• [TASK TO COMPLETE]:
Of the lines in these entries, how many contain the string "مسعود"? Give the number and nothing else.

• [SUPPLIED MATERIAL]:

━━━━━━━━━━━━━━━━

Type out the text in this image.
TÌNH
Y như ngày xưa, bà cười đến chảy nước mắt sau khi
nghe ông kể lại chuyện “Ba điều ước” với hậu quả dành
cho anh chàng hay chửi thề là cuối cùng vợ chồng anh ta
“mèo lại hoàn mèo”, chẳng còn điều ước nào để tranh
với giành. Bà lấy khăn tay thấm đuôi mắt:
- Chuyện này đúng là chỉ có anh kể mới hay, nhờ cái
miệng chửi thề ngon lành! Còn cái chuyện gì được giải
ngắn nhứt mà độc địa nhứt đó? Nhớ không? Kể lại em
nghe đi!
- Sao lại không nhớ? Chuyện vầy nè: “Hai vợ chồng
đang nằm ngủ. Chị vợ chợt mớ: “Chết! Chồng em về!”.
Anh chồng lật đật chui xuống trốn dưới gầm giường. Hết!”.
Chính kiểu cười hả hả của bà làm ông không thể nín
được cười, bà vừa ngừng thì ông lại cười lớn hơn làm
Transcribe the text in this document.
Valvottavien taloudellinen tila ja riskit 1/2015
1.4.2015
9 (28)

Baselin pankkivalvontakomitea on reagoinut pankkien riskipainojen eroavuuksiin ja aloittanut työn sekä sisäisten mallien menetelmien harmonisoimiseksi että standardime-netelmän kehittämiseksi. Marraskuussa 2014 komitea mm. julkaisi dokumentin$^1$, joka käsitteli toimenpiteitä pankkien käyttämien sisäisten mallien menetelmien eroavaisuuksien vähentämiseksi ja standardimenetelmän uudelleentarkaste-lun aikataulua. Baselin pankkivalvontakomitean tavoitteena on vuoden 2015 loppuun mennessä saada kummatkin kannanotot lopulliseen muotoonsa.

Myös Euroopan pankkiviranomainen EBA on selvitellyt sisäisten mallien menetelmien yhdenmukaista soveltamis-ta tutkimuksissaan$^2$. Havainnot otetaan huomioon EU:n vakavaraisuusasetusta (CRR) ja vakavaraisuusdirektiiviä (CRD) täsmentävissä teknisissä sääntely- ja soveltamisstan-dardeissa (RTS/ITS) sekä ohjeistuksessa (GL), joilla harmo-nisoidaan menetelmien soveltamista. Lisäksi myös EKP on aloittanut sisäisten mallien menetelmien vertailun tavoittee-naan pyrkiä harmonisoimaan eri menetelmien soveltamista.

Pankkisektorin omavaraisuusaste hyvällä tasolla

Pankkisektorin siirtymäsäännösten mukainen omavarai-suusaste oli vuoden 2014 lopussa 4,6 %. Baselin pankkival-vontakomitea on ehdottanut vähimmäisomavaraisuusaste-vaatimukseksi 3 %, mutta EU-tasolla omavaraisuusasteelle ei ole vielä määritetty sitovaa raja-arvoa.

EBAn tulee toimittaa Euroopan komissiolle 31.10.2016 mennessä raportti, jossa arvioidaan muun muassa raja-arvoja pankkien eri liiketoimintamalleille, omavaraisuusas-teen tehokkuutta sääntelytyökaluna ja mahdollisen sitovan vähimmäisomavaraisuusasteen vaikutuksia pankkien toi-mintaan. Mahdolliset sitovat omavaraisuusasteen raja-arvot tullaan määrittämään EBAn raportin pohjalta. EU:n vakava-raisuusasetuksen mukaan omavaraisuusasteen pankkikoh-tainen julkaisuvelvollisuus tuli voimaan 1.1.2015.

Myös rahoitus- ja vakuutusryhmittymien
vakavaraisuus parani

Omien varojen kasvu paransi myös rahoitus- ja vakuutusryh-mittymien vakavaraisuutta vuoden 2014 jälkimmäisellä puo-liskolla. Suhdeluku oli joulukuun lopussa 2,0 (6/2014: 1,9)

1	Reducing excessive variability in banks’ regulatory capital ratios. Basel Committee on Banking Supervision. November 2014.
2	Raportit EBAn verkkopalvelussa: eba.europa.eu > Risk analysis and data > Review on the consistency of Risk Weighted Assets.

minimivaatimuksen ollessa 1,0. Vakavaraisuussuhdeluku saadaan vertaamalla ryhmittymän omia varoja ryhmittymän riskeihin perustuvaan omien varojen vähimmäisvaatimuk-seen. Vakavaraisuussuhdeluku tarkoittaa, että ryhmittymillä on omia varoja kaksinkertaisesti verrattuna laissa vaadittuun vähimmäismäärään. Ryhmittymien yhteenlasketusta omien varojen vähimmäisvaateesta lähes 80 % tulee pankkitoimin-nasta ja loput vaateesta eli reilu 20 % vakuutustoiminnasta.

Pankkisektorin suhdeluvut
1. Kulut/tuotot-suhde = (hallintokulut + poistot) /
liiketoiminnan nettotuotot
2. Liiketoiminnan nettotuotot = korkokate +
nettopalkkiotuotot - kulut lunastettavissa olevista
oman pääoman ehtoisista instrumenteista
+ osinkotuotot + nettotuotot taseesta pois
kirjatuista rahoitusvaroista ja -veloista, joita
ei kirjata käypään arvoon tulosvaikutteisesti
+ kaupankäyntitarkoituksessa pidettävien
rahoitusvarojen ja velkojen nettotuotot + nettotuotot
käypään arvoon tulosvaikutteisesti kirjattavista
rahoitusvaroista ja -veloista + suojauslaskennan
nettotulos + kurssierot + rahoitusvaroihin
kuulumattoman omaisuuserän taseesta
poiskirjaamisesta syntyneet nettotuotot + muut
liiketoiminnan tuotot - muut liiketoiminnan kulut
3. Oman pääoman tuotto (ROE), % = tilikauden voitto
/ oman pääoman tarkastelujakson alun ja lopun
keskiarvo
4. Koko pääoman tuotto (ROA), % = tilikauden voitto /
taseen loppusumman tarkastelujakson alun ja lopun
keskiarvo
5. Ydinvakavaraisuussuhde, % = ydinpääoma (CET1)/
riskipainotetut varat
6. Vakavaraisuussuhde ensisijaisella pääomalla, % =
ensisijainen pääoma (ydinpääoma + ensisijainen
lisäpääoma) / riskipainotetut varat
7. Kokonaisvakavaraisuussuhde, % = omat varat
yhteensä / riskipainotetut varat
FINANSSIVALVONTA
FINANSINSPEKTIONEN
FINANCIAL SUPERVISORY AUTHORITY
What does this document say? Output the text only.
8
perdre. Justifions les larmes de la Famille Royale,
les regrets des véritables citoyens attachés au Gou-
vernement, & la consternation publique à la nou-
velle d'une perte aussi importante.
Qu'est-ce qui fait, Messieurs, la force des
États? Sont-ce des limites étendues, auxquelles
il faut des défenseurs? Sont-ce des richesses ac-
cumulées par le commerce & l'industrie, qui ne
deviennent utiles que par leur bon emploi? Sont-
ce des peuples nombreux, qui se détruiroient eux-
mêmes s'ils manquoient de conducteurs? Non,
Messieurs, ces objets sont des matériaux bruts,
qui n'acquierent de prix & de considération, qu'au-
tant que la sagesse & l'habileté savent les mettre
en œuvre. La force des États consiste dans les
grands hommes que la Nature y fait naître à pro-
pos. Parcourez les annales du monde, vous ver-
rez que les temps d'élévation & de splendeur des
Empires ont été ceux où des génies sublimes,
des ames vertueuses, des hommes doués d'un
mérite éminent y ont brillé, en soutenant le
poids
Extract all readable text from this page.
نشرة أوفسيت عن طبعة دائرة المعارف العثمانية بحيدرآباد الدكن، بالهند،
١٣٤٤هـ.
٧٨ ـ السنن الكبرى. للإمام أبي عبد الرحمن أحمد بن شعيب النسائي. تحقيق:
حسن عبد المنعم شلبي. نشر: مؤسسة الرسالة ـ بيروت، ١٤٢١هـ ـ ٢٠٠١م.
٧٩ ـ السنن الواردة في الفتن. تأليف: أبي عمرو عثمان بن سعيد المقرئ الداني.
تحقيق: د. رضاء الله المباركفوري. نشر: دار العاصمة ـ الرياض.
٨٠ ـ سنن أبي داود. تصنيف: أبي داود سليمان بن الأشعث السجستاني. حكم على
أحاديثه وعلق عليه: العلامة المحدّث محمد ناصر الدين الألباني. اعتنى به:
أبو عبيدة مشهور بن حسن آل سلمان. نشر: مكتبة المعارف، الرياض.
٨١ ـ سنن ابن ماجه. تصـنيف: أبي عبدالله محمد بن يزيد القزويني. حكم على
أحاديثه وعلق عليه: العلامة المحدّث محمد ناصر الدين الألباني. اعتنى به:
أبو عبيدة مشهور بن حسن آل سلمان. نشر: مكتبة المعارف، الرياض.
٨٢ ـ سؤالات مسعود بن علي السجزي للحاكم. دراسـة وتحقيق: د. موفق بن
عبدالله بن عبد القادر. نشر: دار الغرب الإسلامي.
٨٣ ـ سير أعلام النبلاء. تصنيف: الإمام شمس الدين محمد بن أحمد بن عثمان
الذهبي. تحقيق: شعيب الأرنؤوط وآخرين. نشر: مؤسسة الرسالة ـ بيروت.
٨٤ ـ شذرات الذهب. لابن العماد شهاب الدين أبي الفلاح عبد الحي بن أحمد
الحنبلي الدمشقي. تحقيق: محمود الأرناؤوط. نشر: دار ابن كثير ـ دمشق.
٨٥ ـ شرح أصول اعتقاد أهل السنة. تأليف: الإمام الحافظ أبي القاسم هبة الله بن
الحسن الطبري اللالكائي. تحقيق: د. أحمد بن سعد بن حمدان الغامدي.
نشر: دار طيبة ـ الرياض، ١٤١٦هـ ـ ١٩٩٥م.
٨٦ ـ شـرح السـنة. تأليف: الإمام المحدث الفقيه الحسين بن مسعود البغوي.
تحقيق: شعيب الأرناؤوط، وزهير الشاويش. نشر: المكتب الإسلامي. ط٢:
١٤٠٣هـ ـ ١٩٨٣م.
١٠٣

━━━━━━━━━━━━━━━━

• [WRITTEN REPLY]:
2